__WHAT THIS EXERCISE ASKS__:
a) From the rat panel description, list the kinds of scholars it names as debating human-rat relationalities.
b) Answer these from the rat panel description:
(i) What has stimulated sensationalized accounts of rats?
(ii) What does the panel say it will deepen understanding of?
(iii) In which city was the multispecies ethnographic research conducted?

__SOURCE DOCUMENT__:
★ ★ ★ ★ ★ ★ ★

Rats have drawn growing interest both in public and academic discourses, with surging urban rat populations stimulating sensationalised accounts, and the complicated web of human-rat relationalities becoming a topic of debate among philosophers, historians, anthropologists and more.
This panel draws together scholars from a wide range of disciplines who study the production of knowledge about rats and the use of rats for the production of knowledge. It seeks to interrogate the various ways that rats have contributed to, and been subject to, scientific endeavours. In doing so, it will deepen understanding of the interspecies nature of the production of knowledge.
Accepted papers
Session 1Paper short abstract
Drawing from multispecies ethnographic research conducted in New York City, I explore the ways that rats’ home-making practices pester understandings and knowledge of ownership and property, belonging, and resilience.

★ ★ ★ ★ ★ ★ ★

__MATERIAL PROVIDED__:
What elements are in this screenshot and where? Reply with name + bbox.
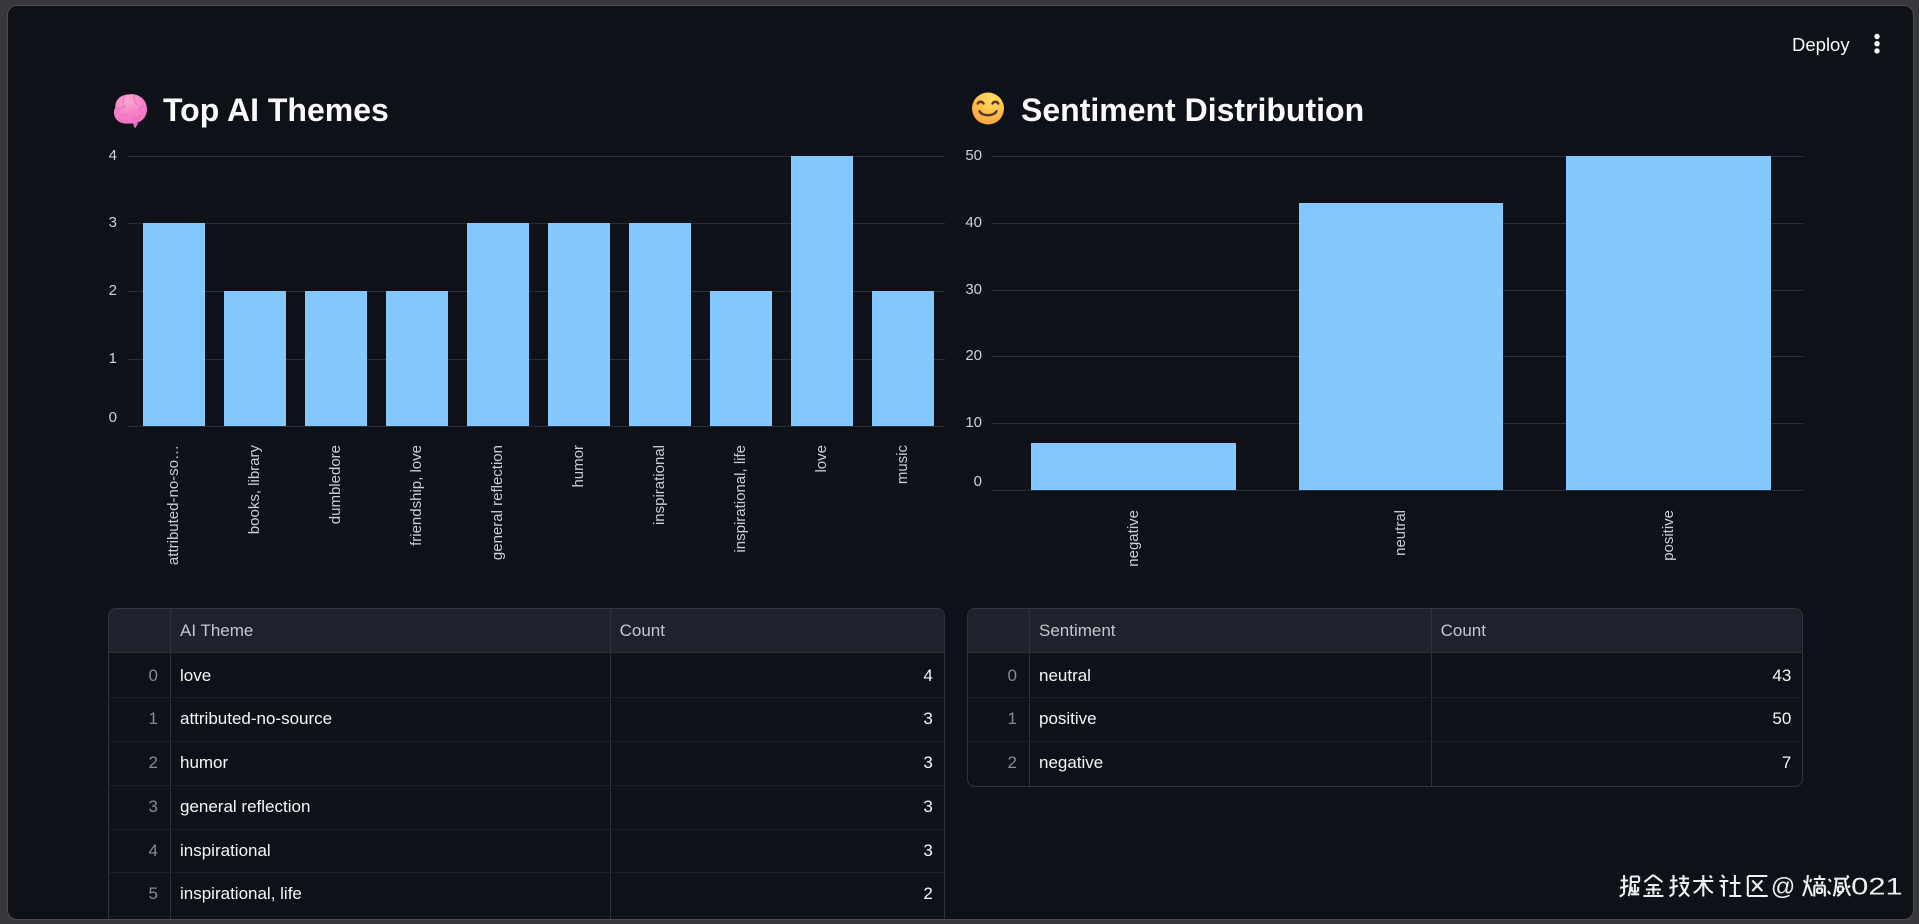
svg-text:021: 021 xyxy=(1851,874,1903,901)
svg-text:@: @ xyxy=(1771,874,1795,901)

★ ★ ★ ★ ★ ★ ★

__ANSWERS FOR THIS EXERCISE__:
a) Philosophers, historians, anthropologists

b)
(i) Surging urban rat populations
(ii) The interspecies nature of the production of knowledge
(iii) New York City